Stated task> Determine the number of lines in these entries that hold the word "panel". Give the number and nothing more.

Chart and figure data
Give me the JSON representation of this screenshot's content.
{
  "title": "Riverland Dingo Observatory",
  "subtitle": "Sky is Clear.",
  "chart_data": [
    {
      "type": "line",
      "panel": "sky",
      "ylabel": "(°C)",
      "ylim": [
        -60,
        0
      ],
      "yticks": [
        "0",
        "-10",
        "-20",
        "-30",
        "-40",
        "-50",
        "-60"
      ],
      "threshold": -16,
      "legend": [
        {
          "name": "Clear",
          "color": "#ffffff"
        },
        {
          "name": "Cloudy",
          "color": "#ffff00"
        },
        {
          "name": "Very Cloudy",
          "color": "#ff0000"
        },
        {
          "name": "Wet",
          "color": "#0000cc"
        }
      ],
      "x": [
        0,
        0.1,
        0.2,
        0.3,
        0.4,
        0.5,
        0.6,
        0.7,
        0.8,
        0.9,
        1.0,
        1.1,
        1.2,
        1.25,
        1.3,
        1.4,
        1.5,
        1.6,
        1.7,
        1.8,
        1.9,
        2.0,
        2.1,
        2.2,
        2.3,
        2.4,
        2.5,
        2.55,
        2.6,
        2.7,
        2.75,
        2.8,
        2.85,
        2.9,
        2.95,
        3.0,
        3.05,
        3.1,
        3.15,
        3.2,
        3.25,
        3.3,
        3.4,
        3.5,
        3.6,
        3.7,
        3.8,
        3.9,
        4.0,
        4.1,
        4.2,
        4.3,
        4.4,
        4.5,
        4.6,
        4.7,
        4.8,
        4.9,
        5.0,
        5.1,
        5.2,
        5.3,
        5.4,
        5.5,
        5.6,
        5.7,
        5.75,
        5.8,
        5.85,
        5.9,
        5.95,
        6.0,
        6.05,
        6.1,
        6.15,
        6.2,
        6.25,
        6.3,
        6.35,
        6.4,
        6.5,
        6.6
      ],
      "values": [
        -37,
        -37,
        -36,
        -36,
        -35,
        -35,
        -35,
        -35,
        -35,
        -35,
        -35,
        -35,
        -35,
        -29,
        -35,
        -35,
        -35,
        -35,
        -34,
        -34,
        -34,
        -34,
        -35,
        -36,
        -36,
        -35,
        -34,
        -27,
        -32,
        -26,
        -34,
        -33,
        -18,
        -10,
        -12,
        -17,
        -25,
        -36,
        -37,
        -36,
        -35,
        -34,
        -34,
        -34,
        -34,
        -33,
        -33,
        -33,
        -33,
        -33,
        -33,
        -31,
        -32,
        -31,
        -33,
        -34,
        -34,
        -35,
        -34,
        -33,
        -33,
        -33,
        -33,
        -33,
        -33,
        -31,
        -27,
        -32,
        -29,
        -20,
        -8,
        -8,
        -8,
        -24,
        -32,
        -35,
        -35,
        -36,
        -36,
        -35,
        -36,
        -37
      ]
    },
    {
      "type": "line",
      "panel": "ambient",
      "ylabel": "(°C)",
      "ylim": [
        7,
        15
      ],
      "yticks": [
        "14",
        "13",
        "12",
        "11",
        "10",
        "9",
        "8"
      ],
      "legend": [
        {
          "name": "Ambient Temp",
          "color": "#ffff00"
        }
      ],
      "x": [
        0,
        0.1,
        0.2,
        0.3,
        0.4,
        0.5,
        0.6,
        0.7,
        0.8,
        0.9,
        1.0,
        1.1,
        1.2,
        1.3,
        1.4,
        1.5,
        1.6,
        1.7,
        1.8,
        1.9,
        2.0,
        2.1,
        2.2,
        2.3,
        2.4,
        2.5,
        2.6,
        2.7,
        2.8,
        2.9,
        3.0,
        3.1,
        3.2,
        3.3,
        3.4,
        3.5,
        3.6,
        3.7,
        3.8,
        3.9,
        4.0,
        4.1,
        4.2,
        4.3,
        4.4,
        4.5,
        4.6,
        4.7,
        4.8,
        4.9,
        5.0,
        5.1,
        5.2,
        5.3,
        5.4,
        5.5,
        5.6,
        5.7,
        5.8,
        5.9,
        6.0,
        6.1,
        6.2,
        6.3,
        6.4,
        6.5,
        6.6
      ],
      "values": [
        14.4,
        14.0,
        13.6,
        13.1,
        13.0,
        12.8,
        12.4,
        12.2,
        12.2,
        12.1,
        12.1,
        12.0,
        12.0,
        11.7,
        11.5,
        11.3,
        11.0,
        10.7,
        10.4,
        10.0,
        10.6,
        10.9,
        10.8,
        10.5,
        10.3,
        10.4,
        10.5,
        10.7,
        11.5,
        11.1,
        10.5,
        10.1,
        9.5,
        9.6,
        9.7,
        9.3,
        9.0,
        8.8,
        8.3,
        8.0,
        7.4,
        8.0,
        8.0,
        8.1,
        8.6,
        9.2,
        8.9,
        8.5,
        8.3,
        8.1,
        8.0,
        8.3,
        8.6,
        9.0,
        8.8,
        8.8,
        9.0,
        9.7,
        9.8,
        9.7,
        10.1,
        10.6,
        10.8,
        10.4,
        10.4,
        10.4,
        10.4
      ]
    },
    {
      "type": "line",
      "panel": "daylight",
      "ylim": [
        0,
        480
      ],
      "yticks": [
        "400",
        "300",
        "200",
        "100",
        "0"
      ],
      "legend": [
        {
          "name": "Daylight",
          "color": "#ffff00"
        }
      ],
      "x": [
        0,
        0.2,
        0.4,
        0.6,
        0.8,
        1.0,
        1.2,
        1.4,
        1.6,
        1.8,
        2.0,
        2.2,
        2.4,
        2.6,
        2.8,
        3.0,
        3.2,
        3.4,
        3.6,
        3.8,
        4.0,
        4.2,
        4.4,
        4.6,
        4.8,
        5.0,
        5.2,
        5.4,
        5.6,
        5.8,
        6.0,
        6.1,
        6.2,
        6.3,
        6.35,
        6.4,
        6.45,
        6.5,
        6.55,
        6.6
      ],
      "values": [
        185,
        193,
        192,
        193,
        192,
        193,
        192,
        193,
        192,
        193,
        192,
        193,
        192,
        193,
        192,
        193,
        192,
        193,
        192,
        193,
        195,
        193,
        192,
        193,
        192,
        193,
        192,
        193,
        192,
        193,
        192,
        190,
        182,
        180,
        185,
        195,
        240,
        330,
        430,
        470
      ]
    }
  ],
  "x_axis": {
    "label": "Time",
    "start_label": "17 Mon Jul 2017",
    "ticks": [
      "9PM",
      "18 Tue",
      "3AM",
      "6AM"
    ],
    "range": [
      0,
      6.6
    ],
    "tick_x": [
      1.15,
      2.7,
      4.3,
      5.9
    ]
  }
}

Exercise result> 3